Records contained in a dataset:
··········

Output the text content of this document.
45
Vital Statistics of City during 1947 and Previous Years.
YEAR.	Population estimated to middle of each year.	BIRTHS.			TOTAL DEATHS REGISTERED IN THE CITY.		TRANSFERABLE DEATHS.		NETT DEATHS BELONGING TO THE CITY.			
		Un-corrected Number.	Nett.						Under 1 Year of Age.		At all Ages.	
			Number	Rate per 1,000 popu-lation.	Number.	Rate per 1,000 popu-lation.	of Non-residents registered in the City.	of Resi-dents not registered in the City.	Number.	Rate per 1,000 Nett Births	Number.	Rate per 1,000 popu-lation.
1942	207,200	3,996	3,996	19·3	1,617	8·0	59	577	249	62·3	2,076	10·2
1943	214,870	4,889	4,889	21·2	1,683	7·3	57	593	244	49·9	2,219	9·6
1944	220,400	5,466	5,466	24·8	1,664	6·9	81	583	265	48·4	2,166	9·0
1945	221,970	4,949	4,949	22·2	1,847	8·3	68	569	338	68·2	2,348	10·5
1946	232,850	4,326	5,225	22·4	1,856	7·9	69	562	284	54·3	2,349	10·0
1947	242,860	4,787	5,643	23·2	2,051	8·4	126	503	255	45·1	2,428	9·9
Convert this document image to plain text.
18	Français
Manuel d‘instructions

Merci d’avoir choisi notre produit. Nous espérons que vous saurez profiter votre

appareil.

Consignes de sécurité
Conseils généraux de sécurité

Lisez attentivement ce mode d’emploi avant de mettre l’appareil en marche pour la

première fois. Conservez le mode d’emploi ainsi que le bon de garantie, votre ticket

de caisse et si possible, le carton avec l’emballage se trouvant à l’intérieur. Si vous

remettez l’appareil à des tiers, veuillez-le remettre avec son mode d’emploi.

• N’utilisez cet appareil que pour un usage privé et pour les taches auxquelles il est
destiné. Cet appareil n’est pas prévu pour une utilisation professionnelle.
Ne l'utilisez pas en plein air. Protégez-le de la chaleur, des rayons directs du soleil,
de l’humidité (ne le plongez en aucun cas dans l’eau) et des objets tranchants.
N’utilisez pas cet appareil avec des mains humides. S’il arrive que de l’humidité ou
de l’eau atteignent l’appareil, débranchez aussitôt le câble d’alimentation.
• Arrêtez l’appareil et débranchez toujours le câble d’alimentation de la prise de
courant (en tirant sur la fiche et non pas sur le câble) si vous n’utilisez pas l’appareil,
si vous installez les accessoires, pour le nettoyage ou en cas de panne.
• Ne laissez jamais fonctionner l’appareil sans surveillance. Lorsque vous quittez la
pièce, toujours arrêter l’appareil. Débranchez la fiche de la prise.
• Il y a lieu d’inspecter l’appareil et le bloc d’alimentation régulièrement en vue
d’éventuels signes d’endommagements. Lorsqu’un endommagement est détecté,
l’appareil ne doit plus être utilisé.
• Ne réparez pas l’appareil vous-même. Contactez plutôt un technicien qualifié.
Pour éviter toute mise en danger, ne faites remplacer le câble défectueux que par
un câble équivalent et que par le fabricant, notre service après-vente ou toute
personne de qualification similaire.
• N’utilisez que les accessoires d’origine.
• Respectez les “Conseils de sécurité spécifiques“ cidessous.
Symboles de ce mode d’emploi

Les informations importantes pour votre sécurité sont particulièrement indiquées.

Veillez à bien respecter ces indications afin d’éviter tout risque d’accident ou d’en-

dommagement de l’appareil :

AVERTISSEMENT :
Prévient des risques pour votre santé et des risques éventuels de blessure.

··········

■ What the task requires: Transcribe all entries exactly as they are given.

■ Worked answer:
Output the text content of this document.
45
Vital Statistics of City during 1947 and Previous Years.
YEAR.	Population estimated to middle of each year.	BIRTHS.			TOTAL DEATHS REGISTERED IN THE CITY.		TRANSFERABLE DEATHS.		NETT DEATHS BELONGING TO THE CITY.			
		Un-corrected Number.	Nett.						Under 1 Year of Age.		At all Ages.	
			Number	Rate per 1,000 popu-lation.	Number.	Rate per 1,000 popu-lation.	of Non-residents registered in the City.	of Resi-dents not registered in the City.	Number.	Rate per 1,000 Nett Births	Number.	Rate per 1,000 popu-lation.
1942	207,200	3,996	3,996	19·3	1,617	8·0	59	577	249	62·3	2,076	10·2
1943	214,870	4,889	4,889	21·2	1,683	7·3	57	593	244	49·9	2,219	9·6
1944	220,400	5,466	5,466	24·8	1,664	6·9	81	583	265	48·4	2,166	9·0
1945	221,970	4,949	4,949	22·2	1,847	8·3	68	569	338	68·2	2,348	10·5
1946	232,850	4,326	5,225	22·4	1,856	7·9	69	562	284	54·3	2,349	10·0
1947	242,860	4,787	5,643	23·2	2,051	8·4	126	503	255	45·1	2,428	9·9
Convert this document image to plain text.
18	Français
Manuel d‘instructions

Merci d’avoir choisi notre produit. Nous espérons que vous saurez profiter votre

appareil.

Consignes de sécurité
Conseils généraux de sécurité

Lisez attentivement ce mode d’emploi avant de mettre l’appareil en marche pour la

première fois. Conservez le mode d’emploi ainsi que le bon de garantie, votre ticket

de caisse et si possible, le carton avec l’emballage se trouvant à l’intérieur. Si vous

remettez l’appareil à des tiers, veuillez-le remettre avec son mode d’emploi.

• N’utilisez cet appareil que pour un usage privé et pour les taches auxquelles il est
destiné. Cet appareil n’est pas prévu pour une utilisation professionnelle.
Ne l'utilisez pas en plein air. Protégez-le de la chaleur, des rayons directs du soleil,
de l’humidité (ne le plongez en aucun cas dans l’eau) et des objets tranchants.
N’utilisez pas cet appareil avec des mains humides. S’il arrive que de l’humidité ou
de l’eau atteignent l’appareil, débranchez aussitôt le câble d’alimentation.
• Arrêtez l’appareil et débranchez toujours le câble d’alimentation de la prise de
courant (en tirant sur la fiche et non pas sur le câble) si vous n’utilisez pas l’appareil,
si vous installez les accessoires, pour le nettoyage ou en cas de panne.
• Ne laissez jamais fonctionner l’appareil sans surveillance. Lorsque vous quittez la
pièce, toujours arrêter l’appareil. Débranchez la fiche de la prise.
• Il y a lieu d’inspecter l’appareil et le bloc d’alimentation régulièrement en vue
d’éventuels signes d’endommagements. Lorsqu’un endommagement est détecté,
l’appareil ne doit plus être utilisé.
• Ne réparez pas l’appareil vous-même. Contactez plutôt un technicien qualifié.
Pour éviter toute mise en danger, ne faites remplacer le câble défectueux que par
un câble équivalent et que par le fabricant, notre service après-vente ou toute
personne de qualification similaire.
• N’utilisez que les accessoires d’origine.
• Respectez les “Conseils de sécurité spécifiques“ cidessous.
Symboles de ce mode d’emploi

Les informations importantes pour votre sécurité sont particulièrement indiquées.

Veillez à bien respecter ces indications afin d’éviter tout risque d’accident ou d’en-

dommagement de l’appareil :

AVERTISSEMENT :
Prévient des risques pour votre santé et des risques éventuels de blessure.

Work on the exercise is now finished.